(Written request)
Write out again the stretch of data from its start through the line containing "The camera image parts/tiles", with both ends included and the pictures left out.

Data entries
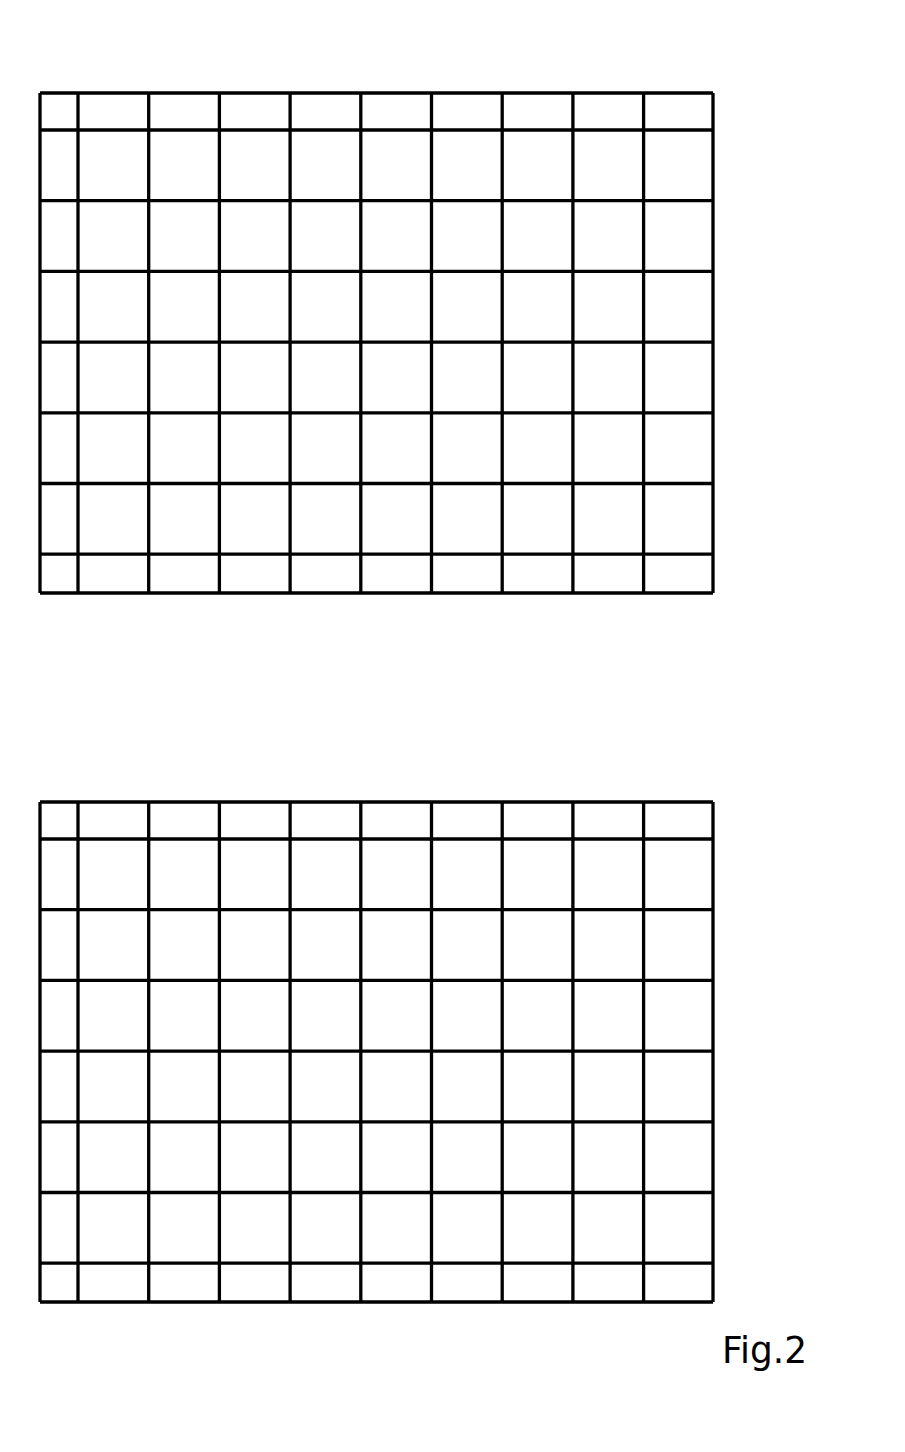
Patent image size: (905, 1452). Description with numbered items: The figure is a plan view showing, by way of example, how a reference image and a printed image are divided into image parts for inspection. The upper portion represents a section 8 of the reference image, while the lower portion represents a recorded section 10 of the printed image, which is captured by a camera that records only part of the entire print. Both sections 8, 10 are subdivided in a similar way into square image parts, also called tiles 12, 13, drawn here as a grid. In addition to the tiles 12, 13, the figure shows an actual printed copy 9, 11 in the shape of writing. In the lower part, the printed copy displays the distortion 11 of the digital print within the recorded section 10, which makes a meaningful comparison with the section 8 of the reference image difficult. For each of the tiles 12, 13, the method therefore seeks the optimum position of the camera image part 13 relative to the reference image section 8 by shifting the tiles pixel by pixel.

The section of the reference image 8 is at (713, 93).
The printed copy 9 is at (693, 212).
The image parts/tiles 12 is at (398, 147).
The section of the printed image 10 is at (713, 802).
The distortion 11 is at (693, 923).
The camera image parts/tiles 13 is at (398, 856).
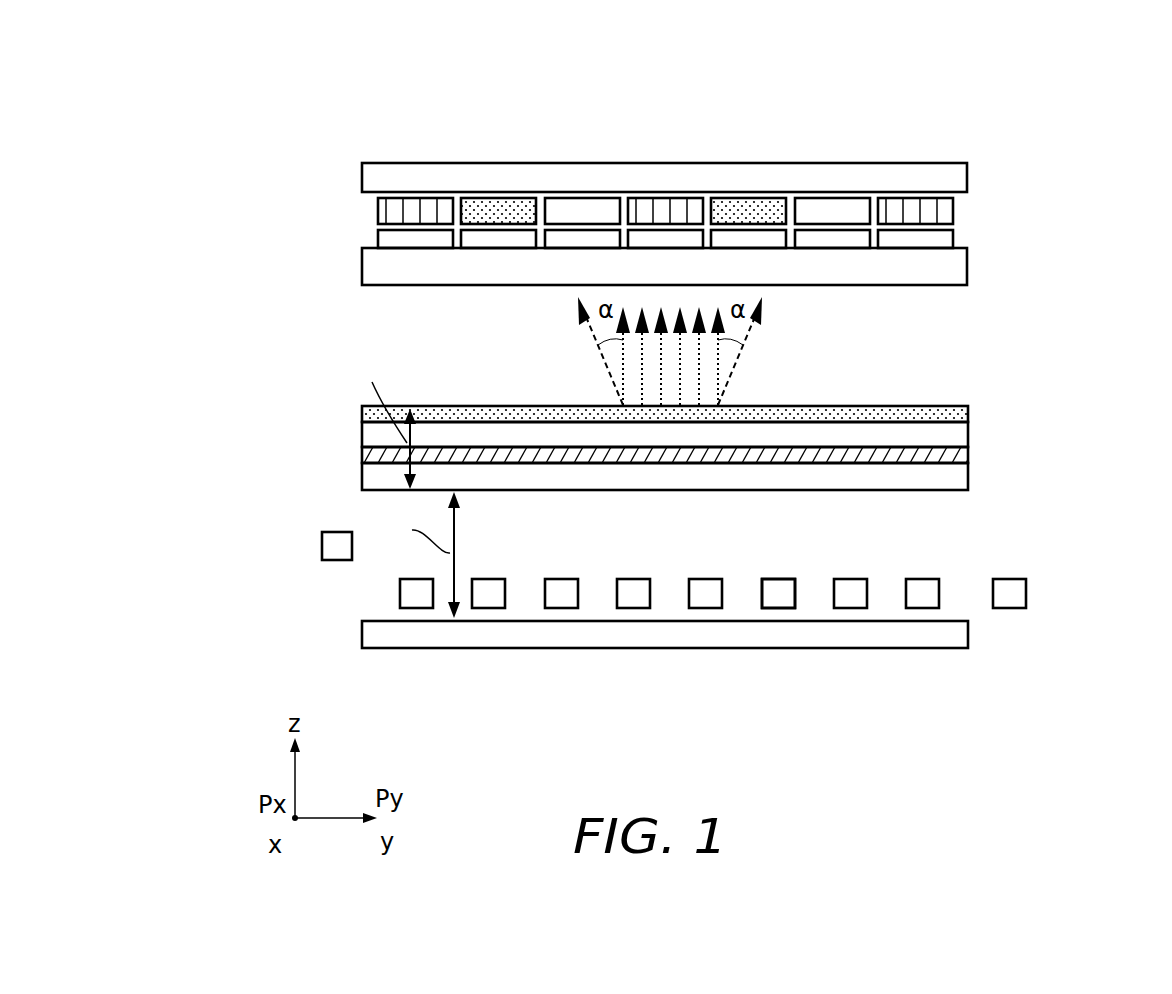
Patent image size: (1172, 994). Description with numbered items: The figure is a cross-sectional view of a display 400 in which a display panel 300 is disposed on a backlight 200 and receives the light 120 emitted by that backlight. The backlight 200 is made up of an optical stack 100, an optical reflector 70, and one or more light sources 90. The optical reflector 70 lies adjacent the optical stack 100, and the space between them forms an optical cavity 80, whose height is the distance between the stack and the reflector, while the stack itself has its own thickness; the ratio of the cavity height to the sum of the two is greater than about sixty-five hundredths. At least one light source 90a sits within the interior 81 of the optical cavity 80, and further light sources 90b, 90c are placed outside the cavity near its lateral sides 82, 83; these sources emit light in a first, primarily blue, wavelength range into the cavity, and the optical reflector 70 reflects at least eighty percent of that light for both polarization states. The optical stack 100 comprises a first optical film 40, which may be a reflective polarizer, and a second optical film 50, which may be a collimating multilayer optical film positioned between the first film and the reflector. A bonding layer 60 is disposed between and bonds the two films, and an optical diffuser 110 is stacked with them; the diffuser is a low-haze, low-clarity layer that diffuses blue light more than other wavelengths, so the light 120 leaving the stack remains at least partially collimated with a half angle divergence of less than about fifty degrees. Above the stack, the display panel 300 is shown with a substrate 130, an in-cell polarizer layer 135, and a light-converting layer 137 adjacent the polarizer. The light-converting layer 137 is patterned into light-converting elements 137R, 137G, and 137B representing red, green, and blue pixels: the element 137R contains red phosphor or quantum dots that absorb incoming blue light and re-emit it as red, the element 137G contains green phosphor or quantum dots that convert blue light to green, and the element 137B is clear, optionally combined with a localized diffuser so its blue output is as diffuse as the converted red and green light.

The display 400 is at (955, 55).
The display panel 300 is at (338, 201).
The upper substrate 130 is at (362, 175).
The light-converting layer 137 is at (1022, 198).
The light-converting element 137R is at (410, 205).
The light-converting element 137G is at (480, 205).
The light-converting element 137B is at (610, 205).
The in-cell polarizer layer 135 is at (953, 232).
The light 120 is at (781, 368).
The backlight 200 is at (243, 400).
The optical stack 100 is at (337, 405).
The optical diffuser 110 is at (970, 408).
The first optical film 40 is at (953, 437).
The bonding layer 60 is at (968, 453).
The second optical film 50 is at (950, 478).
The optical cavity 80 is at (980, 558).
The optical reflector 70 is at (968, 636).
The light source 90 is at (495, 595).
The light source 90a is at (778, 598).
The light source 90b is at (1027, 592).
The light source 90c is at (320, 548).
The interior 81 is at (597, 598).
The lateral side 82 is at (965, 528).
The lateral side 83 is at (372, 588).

(Exercise output)
Patent image size: (905, 1452). Description with numbered items: The figure is a plan view showing, by way of example, how a reference image and a printed image are divided into image parts for inspection. The upper portion represents a section 8 of the reference image, while the lower portion represents a recorded section 10 of the printed image, which is captured by a camera that records only part of the entire print. Both sections 8, 10 are subdivided in a similar way into square image parts, also called tiles 12, 13, drawn here as a grid. In addition to the tiles 12, 13, the figure shows an actual printed copy 9, 11 in the shape of writing. In the lower part, the printed copy displays the distortion 11 of the digital print within the recorded section 10, which makes a meaningful comparison with the section 8 of the reference image difficult. For each of the tiles 12, 13, the method therefore seeks the optimum position of the camera image part 13 relative to the reference image section 8 by shifting the tiles pixel by pixel.

The section of the reference image 8 is at (713, 93).
The printed copy 9 is at (693, 212).
The image parts/tiles 12 is at (398, 147).
The section of the printed image 10 is at (713, 802).
The distortion 11 is at (693, 923).
The camera image parts/tiles 13 is at (398, 856).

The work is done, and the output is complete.